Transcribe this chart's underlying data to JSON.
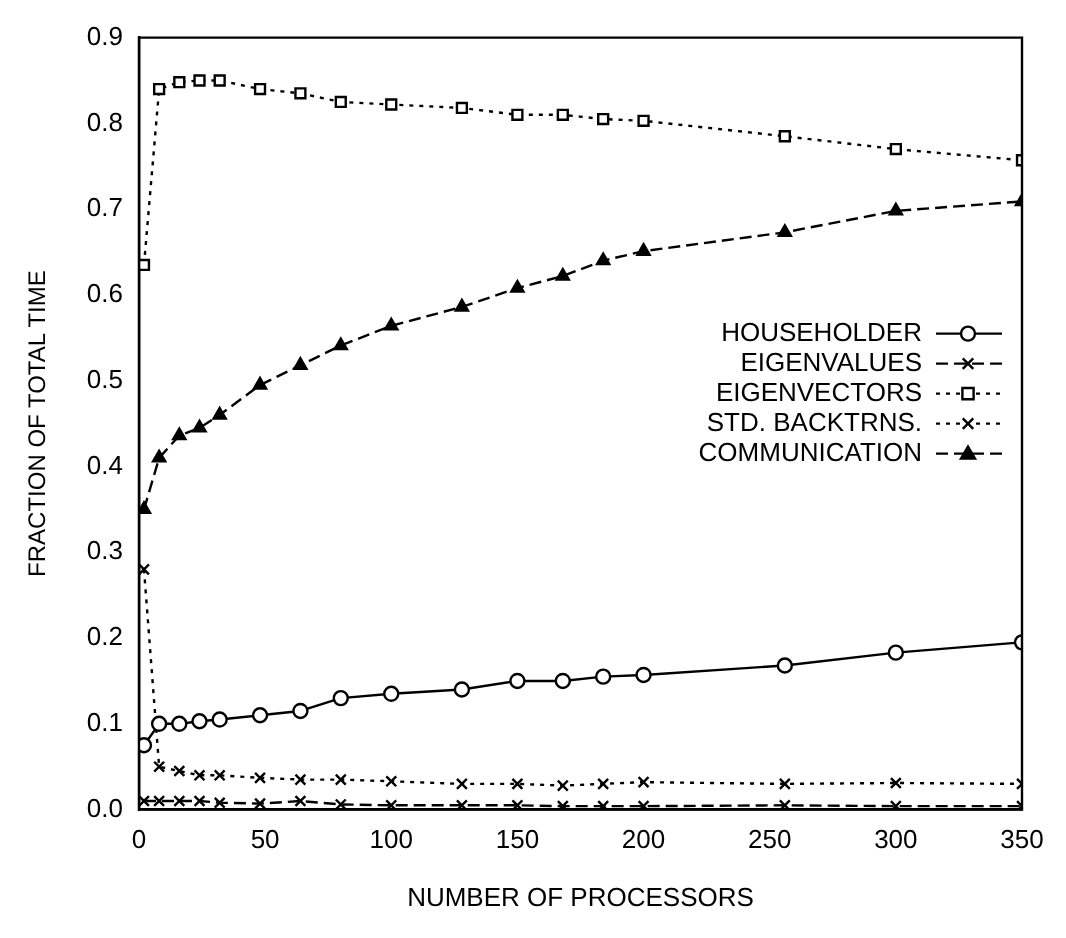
{
  "chart_data": {
    "type": "line",
    "xlabel": "NUMBER OF PROCESSORS",
    "ylabel": "FRACTION OF TOTAL TIME",
    "x": [
      2,
      8,
      16,
      24,
      32,
      48,
      64,
      80,
      100,
      128,
      150,
      168,
      184,
      200,
      256,
      300,
      350
    ],
    "xlim": [
      0,
      350
    ],
    "xticks": [
      0,
      50,
      100,
      150,
      200,
      250,
      300,
      350
    ],
    "ylim": [
      0,
      0.9
    ],
    "yticks": [
      {
        "value": 0,
        "label": "0.0"
      },
      0.1,
      0.2,
      0.3,
      0.4,
      0.5,
      0.6,
      0.7,
      0.8,
      0.9
    ],
    "grid": false,
    "legend": "right",
    "series": [
      {
        "name": "HOUSEHOLDER",
        "color": "#000000",
        "marker": "circle",
        "line_style": "solid",
        "values": [
          0.075,
          0.1,
          0.1,
          0.103,
          0.105,
          0.11,
          0.115,
          0.13,
          0.135,
          0.14,
          0.15,
          0.15,
          0.155,
          0.157,
          0.168,
          0.183,
          0.195
        ]
      },
      {
        "name": "EIGENVALUES",
        "color": "#000000",
        "marker": "cross",
        "line_style": "dashed",
        "values": [
          0.01,
          0.01,
          0.01,
          0.01,
          0.008,
          0.007,
          0.01,
          0.006,
          0.005,
          0.005,
          0.005,
          0.004,
          0.004,
          0.004,
          0.005,
          0.004,
          0.004
        ]
      },
      {
        "name": "EIGENVECTORS",
        "color": "#000000",
        "marker": "square",
        "line_style": "dotted",
        "values": [
          0.635,
          0.84,
          0.848,
          0.85,
          0.85,
          0.84,
          0.835,
          0.825,
          0.822,
          0.818,
          0.81,
          0.81,
          0.805,
          0.803,
          0.785,
          0.77,
          0.757
        ]
      },
      {
        "name": "STD. BACKTRNS.",
        "color": "#000000",
        "marker": "cross",
        "line_style": "dotted",
        "values": [
          0.28,
          0.05,
          0.045,
          0.04,
          0.04,
          0.037,
          0.035,
          0.035,
          0.033,
          0.03,
          0.03,
          0.028,
          0.03,
          0.032,
          0.03,
          0.031,
          0.03
        ]
      },
      {
        "name": "COMMUNICATION",
        "color": "#000000",
        "marker": "triangle",
        "line_style": "dashed",
        "values": [
          0.35,
          0.41,
          0.436,
          0.445,
          0.46,
          0.495,
          0.518,
          0.541,
          0.564,
          0.586,
          0.608,
          0.622,
          0.64,
          0.651,
          0.673,
          0.698,
          0.709
        ]
      }
    ]
  }
}
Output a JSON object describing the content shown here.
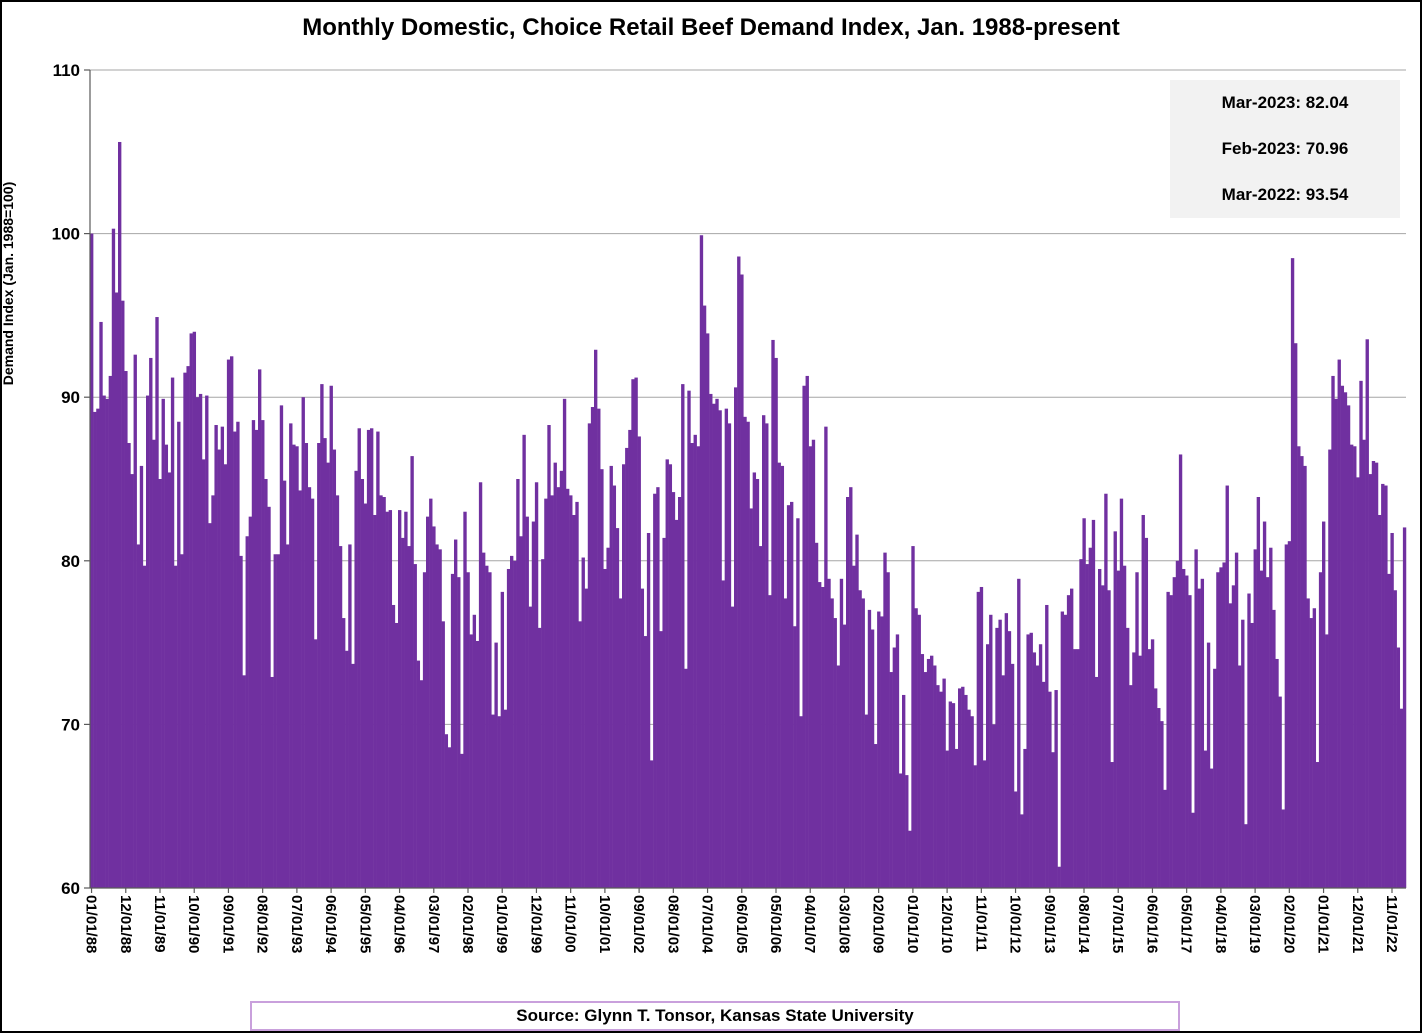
{
  "title": "Monthly Domestic, Choice Retail Beef Demand Index, Jan. 1988-present",
  "y_axis": {
    "label": "Demand Index (Jan. 1988=100)",
    "ticks": [
      110,
      100,
      90,
      80,
      70,
      60
    ],
    "min": 60,
    "max": 110
  },
  "x_axis": {
    "tick_interval_months": 11,
    "tick_labels": [
      "01/01/88",
      "12/01/88",
      "11/01/89",
      "10/01/90",
      "09/01/91",
      "08/01/92",
      "07/01/93",
      "06/01/94",
      "05/01/95",
      "04/01/96",
      "03/01/97",
      "02/01/98",
      "01/01/99",
      "12/01/99",
      "11/01/00",
      "10/01/01",
      "09/01/02",
      "08/01/03",
      "07/01/04",
      "06/01/05",
      "05/01/06",
      "04/01/07",
      "03/01/08",
      "02/01/09",
      "01/01/10",
      "12/01/10",
      "11/01/11",
      "10/01/12",
      "09/01/13",
      "08/01/14",
      "07/01/15",
      "06/01/16",
      "05/01/17",
      "04/01/18",
      "03/01/19",
      "02/01/20",
      "01/01/21",
      "12/01/21",
      "11/01/22"
    ]
  },
  "annotation": {
    "lines": [
      "Mar-2023: 82.04",
      "Feb-2023: 70.96",
      "Mar-2022: 93.54"
    ]
  },
  "source": {
    "text": "Source: Glynn T. Tonsor, Kansas State University"
  },
  "colors": {
    "bar": "#7030A0",
    "gridline": "#A6A6A6",
    "axis": "#595959",
    "annotation_bg": "#F2F2F2",
    "source_border": "#C9A0DC"
  },
  "chart_data": {
    "type": "bar",
    "series_name": "Choice Retail Beef Demand Index",
    "x_start": "1988-01",
    "x_end": "2023-03",
    "x_interval": "month",
    "ylim": [
      60,
      110
    ],
    "grid": true,
    "annotated_points": {
      "Mar-2023": 82.04,
      "Feb-2023": 70.96,
      "Mar-2022": 93.54
    },
    "values": [
      100.0,
      89.1,
      89.3,
      94.6,
      90.1,
      89.9,
      91.3,
      100.3,
      96.4,
      105.6,
      95.9,
      91.6,
      87.2,
      85.3,
      92.6,
      81.0,
      85.8,
      79.7,
      90.1,
      92.4,
      87.4,
      94.9,
      85.0,
      89.9,
      87.1,
      85.4,
      91.2,
      79.7,
      88.5,
      80.4,
      91.5,
      91.9,
      93.9,
      94.0,
      90.0,
      90.2,
      86.2,
      90.1,
      82.3,
      84.0,
      88.3,
      86.8,
      88.2,
      85.9,
      92.3,
      92.5,
      87.9,
      88.5,
      80.3,
      73.0,
      81.5,
      82.7,
      88.6,
      88.0,
      91.7,
      88.6,
      85.0,
      83.3,
      72.9,
      80.4,
      80.4,
      89.5,
      84.9,
      81.0,
      88.4,
      87.1,
      87.0,
      84.3,
      90.0,
      87.2,
      84.5,
      83.8,
      75.2,
      87.2,
      90.8,
      87.5,
      86.0,
      90.7,
      86.8,
      84.0,
      80.9,
      76.5,
      74.5,
      81.0,
      73.7,
      85.5,
      88.1,
      85.0,
      83.5,
      88.0,
      88.1,
      82.8,
      87.9,
      84.0,
      83.9,
      83.0,
      83.1,
      77.3,
      76.2,
      83.1,
      81.4,
      83.0,
      80.9,
      86.4,
      79.8,
      73.9,
      72.7,
      79.3,
      82.7,
      83.8,
      82.1,
      81.0,
      80.7,
      76.3,
      69.4,
      68.6,
      79.2,
      81.3,
      79.0,
      68.2,
      83.0,
      79.3,
      75.5,
      76.7,
      75.1,
      84.8,
      80.5,
      79.7,
      79.3,
      70.6,
      75.0,
      70.5,
      78.1,
      70.9,
      79.5,
      80.3,
      80.0,
      85.0,
      81.5,
      87.7,
      82.7,
      77.2,
      82.4,
      84.8,
      75.9,
      80.1,
      83.8,
      88.3,
      84.0,
      86.0,
      84.5,
      85.5,
      89.9,
      84.4,
      84.0,
      82.8,
      83.6,
      76.3,
      80.2,
      78.3,
      88.4,
      89.4,
      92.9,
      89.3,
      85.6,
      79.5,
      80.8,
      85.8,
      84.6,
      82.0,
      77.7,
      85.9,
      86.9,
      88.0,
      91.1,
      91.2,
      87.6,
      78.3,
      75.4,
      81.7,
      67.8,
      84.1,
      84.5,
      75.7,
      81.4,
      86.2,
      85.9,
      84.2,
      82.5,
      83.9,
      90.8,
      73.4,
      90.4,
      87.2,
      87.7,
      87.0,
      99.9,
      95.6,
      93.9,
      90.2,
      89.6,
      89.9,
      89.2,
      78.8,
      89.3,
      88.4,
      77.2,
      90.6,
      98.6,
      97.5,
      88.8,
      88.5,
      83.2,
      85.4,
      85.0,
      80.9,
      88.9,
      88.4,
      77.9,
      93.5,
      92.4,
      86.0,
      85.8,
      77.7,
      83.4,
      83.6,
      76.0,
      82.6,
      70.5,
      90.7,
      91.3,
      87.0,
      87.4,
      81.1,
      78.7,
      78.4,
      88.2,
      78.9,
      77.7,
      76.5,
      73.6,
      78.9,
      76.1,
      83.9,
      84.5,
      79.7,
      81.6,
      78.2,
      77.7,
      70.6,
      77.0,
      75.8,
      68.8,
      76.9,
      76.6,
      80.5,
      79.3,
      73.2,
      74.7,
      75.5,
      67.0,
      71.8,
      66.9,
      63.5,
      80.9,
      77.1,
      76.7,
      74.3,
      73.2,
      74.0,
      74.2,
      73.6,
      72.4,
      72.0,
      72.8,
      68.4,
      71.4,
      71.3,
      68.5,
      72.2,
      72.3,
      71.8,
      70.9,
      70.5,
      67.5,
      78.1,
      78.4,
      67.8,
      74.9,
      76.7,
      70.0,
      75.9,
      76.4,
      73.0,
      76.8,
      75.7,
      73.7,
      65.9,
      78.9,
      64.5,
      68.5,
      75.5,
      75.6,
      74.4,
      73.6,
      74.9,
      72.6,
      77.3,
      72.0,
      68.3,
      72.1,
      61.3,
      76.9,
      76.7,
      77.9,
      78.3,
      74.6,
      74.6,
      80.1,
      82.6,
      79.8,
      80.8,
      82.5,
      72.9,
      79.5,
      78.5,
      84.1,
      78.2,
      67.7,
      81.8,
      79.4,
      83.8,
      79.7,
      75.9,
      72.4,
      74.4,
      79.3,
      74.2,
      82.8,
      81.4,
      74.6,
      75.2,
      72.2,
      71.0,
      70.2,
      66.0,
      78.1,
      77.9,
      79.0,
      80.0,
      86.5,
      79.5,
      79.1,
      77.9,
      64.6,
      80.7,
      78.3,
      78.9,
      68.4,
      75.0,
      67.3,
      73.4,
      79.3,
      79.6,
      79.9,
      84.6,
      77.4,
      78.5,
      80.5,
      73.6,
      76.4,
      63.9,
      78.0,
      76.2,
      80.7,
      83.9,
      79.4,
      82.4,
      79.0,
      80.8,
      77.0,
      74.0,
      71.7,
      64.8,
      81.0,
      81.2,
      98.5,
      93.3,
      87.0,
      86.4,
      85.8,
      77.7,
      76.5,
      77.1,
      67.7,
      79.3,
      82.4,
      75.5,
      86.8,
      91.3,
      89.9,
      92.3,
      90.7,
      90.3,
      89.5,
      87.1,
      87.0,
      85.1,
      91.0,
      87.4,
      93.54,
      85.3,
      86.1,
      86.0,
      82.8,
      84.7,
      84.6,
      79.2,
      81.7,
      78.2,
      74.7,
      70.96,
      82.04
    ]
  }
}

--

TO BE DONE → Copy out every line from the data above that has "Beef" in it.

RESPONSE TO THIS EXERCISE →
  "title": "Monthly Domestic, Choice Retail Beef Demand Index, Jan. 1988-present",
    "series_name": "Choice Retail Beef Demand Index",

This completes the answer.